> [Given exercise]:
Please write out the complete listing that follows, exactly as it reads.

> [Task inputs]:
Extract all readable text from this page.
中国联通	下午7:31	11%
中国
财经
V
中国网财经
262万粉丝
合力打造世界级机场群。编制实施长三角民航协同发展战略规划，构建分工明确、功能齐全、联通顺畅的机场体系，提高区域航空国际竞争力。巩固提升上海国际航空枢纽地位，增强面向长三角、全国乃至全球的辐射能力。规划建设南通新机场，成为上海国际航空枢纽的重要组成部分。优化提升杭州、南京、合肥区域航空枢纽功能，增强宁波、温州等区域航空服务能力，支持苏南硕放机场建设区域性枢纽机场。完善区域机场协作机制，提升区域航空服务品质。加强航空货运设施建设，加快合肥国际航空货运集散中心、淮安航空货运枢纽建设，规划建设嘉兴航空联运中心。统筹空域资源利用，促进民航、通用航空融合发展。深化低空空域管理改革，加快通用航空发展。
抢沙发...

> [Result of this task]:
Extract all readable text from this page.
中国联通	下午7:31	11%
中国
财经
V
中国网财经
262万粉丝
合力打造世界级机场群。编制实施长三角民航协同发展战略规划，构建分工明确、功能齐全、联通顺畅的机场体系，提高区域航空国际竞争力。巩固提升上海国际航空枢纽地位，增强面向长三角、全国乃至全球的辐射能力。规划建设南通新机场，成为上海国际航空枢纽的重要组成部分。优化提升杭州、南京、合肥区域航空枢纽功能，增强宁波、温州等区域航空服务能力，支持苏南硕放机场建设区域性枢纽机场。完善区域机场协作机制，提升区域航空服务品质。加强航空货运设施建设，加快合肥国际航空货运集散中心、淮安航空货运枢纽建设，规划建设嘉兴航空联运中心。统筹空域资源利用，促进民航、通用航空融合发展。深化低空空域管理改革，加快通用航空发展。
抢沙发...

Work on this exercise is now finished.